### Goal
Copy out the data exactly, leaving the pictures behind.

### Raw records
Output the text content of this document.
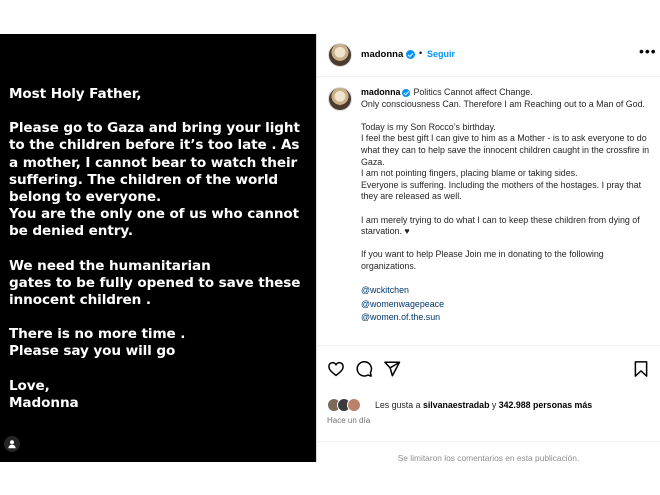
Most Holy Father,

Please go to Gaza and bring your light
to the children before it’s too late . As
a mother, I cannot bear to watch their
suffering. The children of the world
belong to everyone.
You are the only one of us who cannot
be denied entry.

We need the humanitarian
gates to be fully opened to save these
innocent children .

There is no more time .
Please say you will go

Love,
Madonna

madonna • Seguir	•••

madonna Politics Cannot affect Change.
Only consciousness Can. Therefore I am Reaching out to a Man of God.

Today is my Son Rocco’s birthday.
I feel the best gift I can give to him as a Mother - is to ask everyone to do what they can to help save the innocent children caught in the crossfire in Gaza.
I am not pointing fingers, placing blame or taking sides.
Everyone is suffering. Including the mothers of the hostages. I pray that they are released as well.

I am merely trying to do what I can to keep these children from dying of starvation. ♥

If you want to help Please Join me in donating to the following organizations.

@wckitchen
@womenwagepeace
@women.of.the.sun
Les gusta a silvanaestradab y 342.988 personas más
Hace un día
Se limitaron los comentarios en esta publicación.
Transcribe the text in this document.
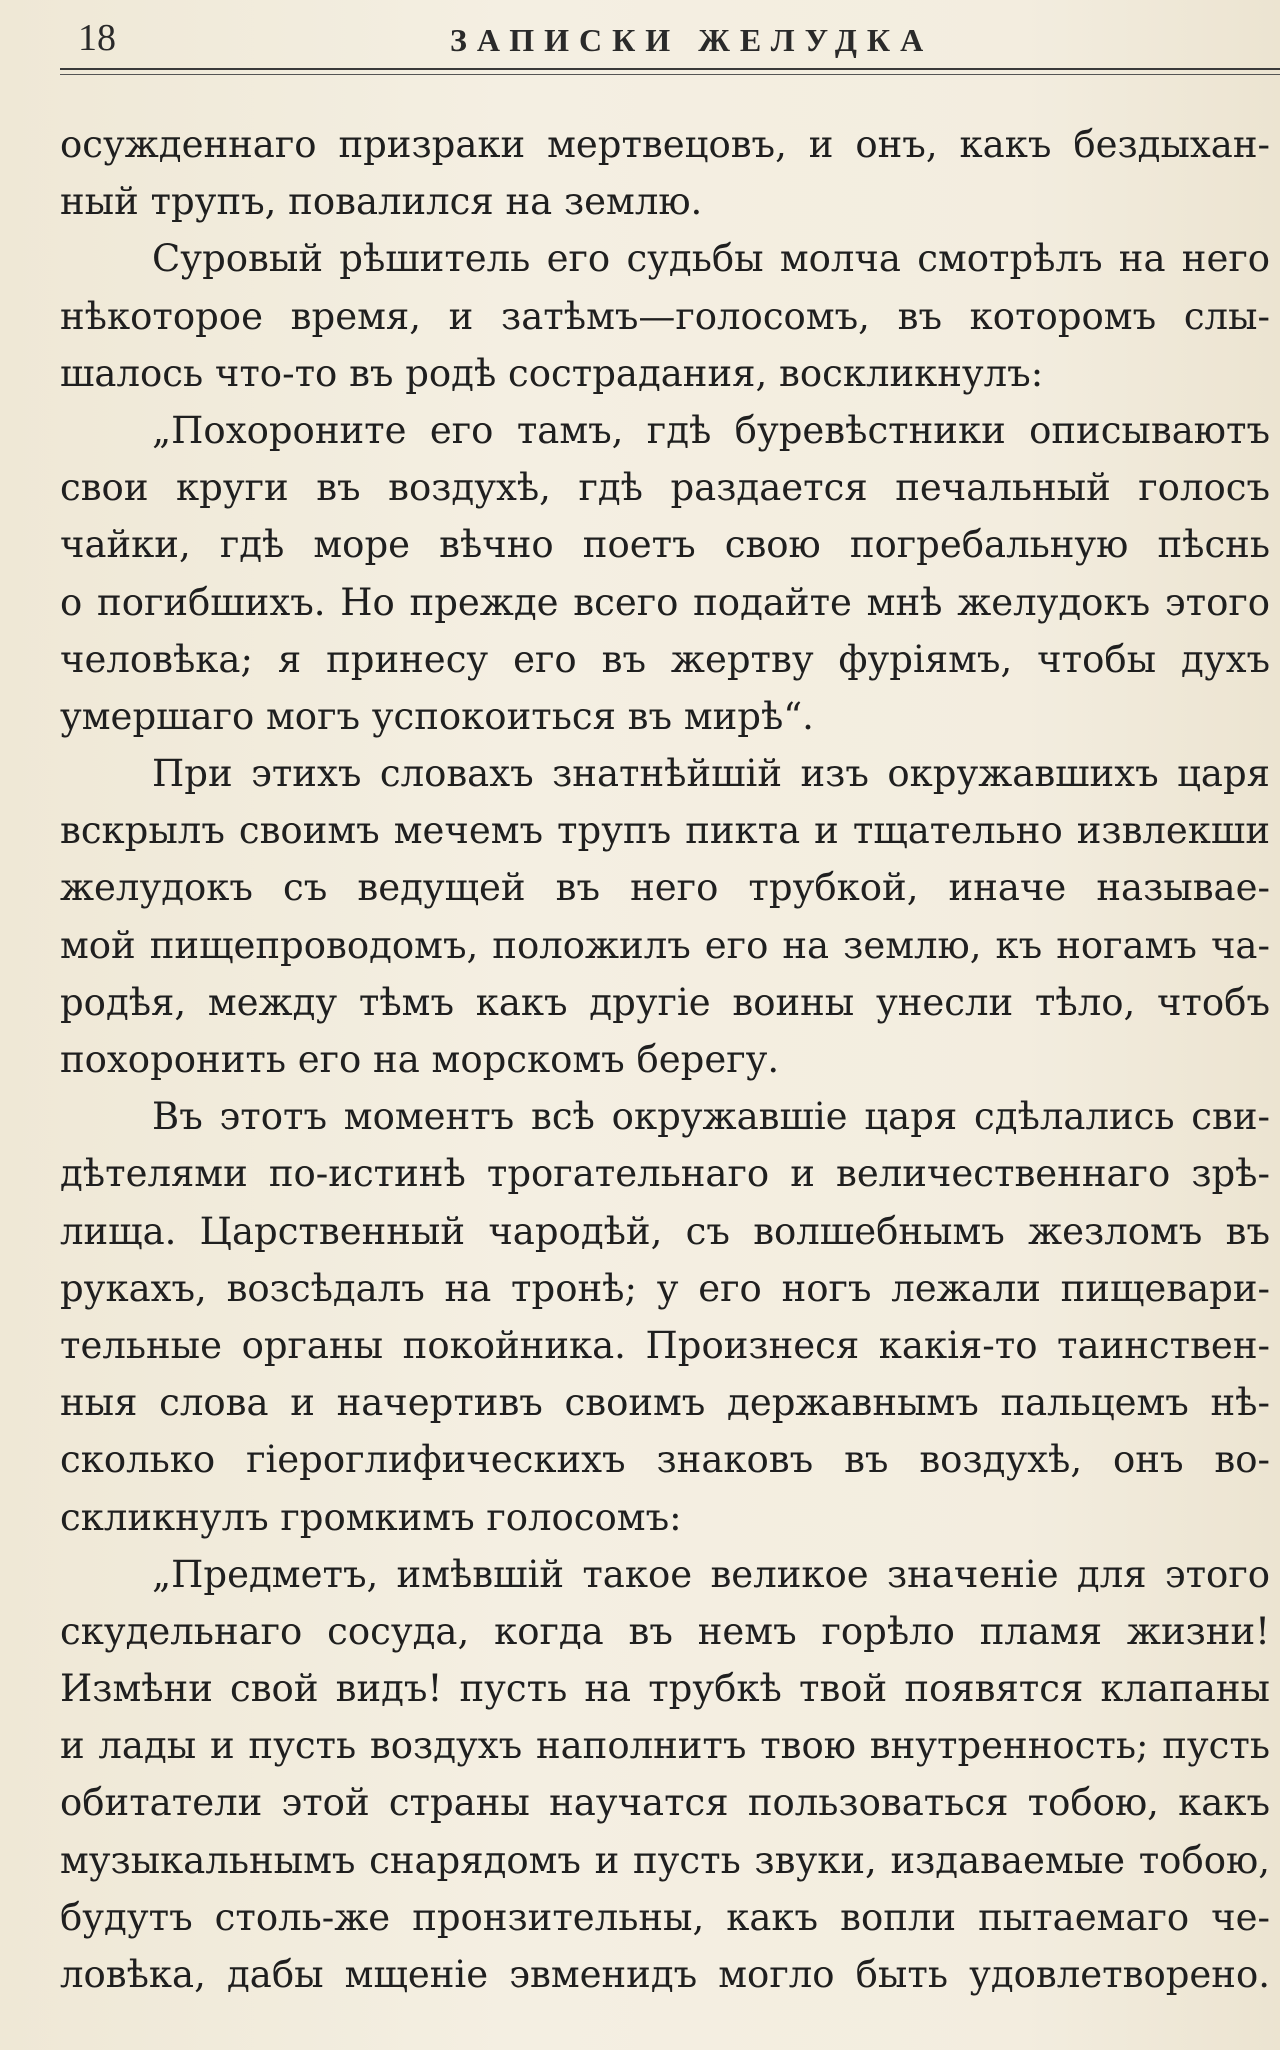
18	ЗАПИСКИ ЖЕЛУДКА
осужденнаго призраки мертвецовъ, и онъ, какъ бездыхан-
ный трупъ, повалился на землю.
Суровый рѣшитель его судьбы молча смотрѣлъ на него
нѣкоторое время, и затѣмъ—голосомъ, въ которомъ слы-
шалось что-то въ родѣ сострадания, воскликнулъ:
„Похороните его тамъ, гдѣ буревѣстники описываютъ
свои круги въ воздухѣ, гдѣ раздается печальный голосъ
чайки, гдѣ море вѣчно поетъ свою погребальную пѣснь
о погибшихъ. Но прежде всего подайте мнѣ желудокъ этого
человѣка; я принесу его въ жертву фуріямъ, чтобы духъ
умершаго могъ успокоиться въ мирѣ“.
При этихъ словахъ знатнѣйшій изъ окружавшихъ царя
вскрылъ своимъ мечемъ трупъ пикта и тщательно извлекши
желудокъ съ ведущей въ него трубкой, иначе называе-
мой пищепроводомъ, положилъ его на землю, къ ногамъ ча-
родѣя, между тѣмъ какъ другіе воины унесли тѣло, чтобъ
похоронить его на морскомъ берегу.
Въ этотъ моментъ всѣ окружавшіе царя сдѣлались сви-
дѣтелями по-истинѣ трогательнаго и величественнаго зрѣ-
лища. Царственный чародѣй, съ волшебнымъ жезломъ въ
рукахъ, возсѣдалъ на тронѣ; у его ногъ лежали пищевари-
тельные органы покойника. Произнеся какія-то таинствен-
ныя слова и начертивъ своимъ державнымъ пальцемъ нѣ-
сколько гіероглифическихъ знаковъ въ воздухѣ, онъ во-
скликнулъ громкимъ голосомъ:
„Предметъ, имѣвшій такое великое значеніе для этого
скудельнаго сосуда, когда въ немъ горѣло пламя жизни!
Измѣни свой видъ! пусть на трубкѣ твой появятся клапаны
и лады и пусть воздухъ наполнитъ твою внутренность; пусть
обитатели этой страны научатся пользоваться тобою, какъ
музыкальнымъ снарядомъ и пусть звуки, издаваемые тобою,
будутъ столь-же пронзительны, какъ вопли пытаемаго че-
ловѣка, дабы мщеніе эвменидъ могло быть удовлетворено.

### Solution for this task
Output the text content of this document.
Most Holy Father,

Please go to Gaza and bring your light
to the children before it’s too late . As
a mother, I cannot bear to watch their
suffering. The children of the world
belong to everyone.
You are the only one of us who cannot
be denied entry.

We need the humanitarian
gates to be fully opened to save these
innocent children .

There is no more time .
Please say you will go

Love,
Madonna

madonna • Seguir	•••

madonna Politics Cannot affect Change.
Only consciousness Can. Therefore I am Reaching out to a Man of God.

Today is my Son Rocco’s birthday.
I feel the best gift I can give to him as a Mother - is to ask everyone to do what they can to help save the innocent children caught in the crossfire in Gaza.
I am not pointing fingers, placing blame or taking sides.
Everyone is suffering. Including the mothers of the hostages. I pray that they are released as well.

I am merely trying to do what I can to keep these children from dying of starvation. ♥

If you want to help Please Join me in donating to the following organizations.

@wckitchen
@womenwagepeace
@women.of.the.sun
Les gusta a silvanaestradab y 342.988 personas más
Hace un día
Se limitaron los comentarios en esta publicación.
Transcribe the text in this document.
18	ЗАПИСКИ ЖЕЛУДКА
осужденнаго призраки мертвецовъ, и онъ, какъ бездыхан-
ный трупъ, повалился на землю.
Суровый рѣшитель его судьбы молча смотрѣлъ на него
нѣкоторое время, и затѣмъ—голосомъ, въ которомъ слы-
шалось что-то въ родѣ сострадания, воскликнулъ:
„Похороните его тамъ, гдѣ буревѣстники описываютъ
свои круги въ воздухѣ, гдѣ раздается печальный голосъ
чайки, гдѣ море вѣчно поетъ свою погребальную пѣснь
о погибшихъ. Но прежде всего подайте мнѣ желудокъ этого
человѣка; я принесу его въ жертву фуріямъ, чтобы духъ
умершаго могъ успокоиться въ мирѣ“.
При этихъ словахъ знатнѣйшій изъ окружавшихъ царя
вскрылъ своимъ мечемъ трупъ пикта и тщательно извлекши
желудокъ съ ведущей въ него трубкой, иначе называе-
мой пищепроводомъ, положилъ его на землю, къ ногамъ ча-
родѣя, между тѣмъ какъ другіе воины унесли тѣло, чтобъ
похоронить его на морскомъ берегу.
Въ этотъ моментъ всѣ окружавшіе царя сдѣлались сви-
дѣтелями по-истинѣ трогательнаго и величественнаго зрѣ-
лища. Царственный чародѣй, съ волшебнымъ жезломъ въ
рукахъ, возсѣдалъ на тронѣ; у его ногъ лежали пищевари-
тельные органы покойника. Произнеся какія-то таинствен-
ныя слова и начертивъ своимъ державнымъ пальцемъ нѣ-
сколько гіероглифическихъ знаковъ въ воздухѣ, онъ во-
скликнулъ громкимъ голосомъ:
„Предметъ, имѣвшій такое великое значеніе для этого
скудельнаго сосуда, когда въ немъ горѣло пламя жизни!
Измѣни свой видъ! пусть на трубкѣ твой появятся клапаны
и лады и пусть воздухъ наполнитъ твою внутренность; пусть
обитатели этой страны научатся пользоваться тобою, какъ
музыкальнымъ снарядомъ и пусть звуки, издаваемые тобою,
будутъ столь-же пронзительны, какъ вопли пытаемаго че-
ловѣка, дабы мщеніе эвменидъ могло быть удовлетворено.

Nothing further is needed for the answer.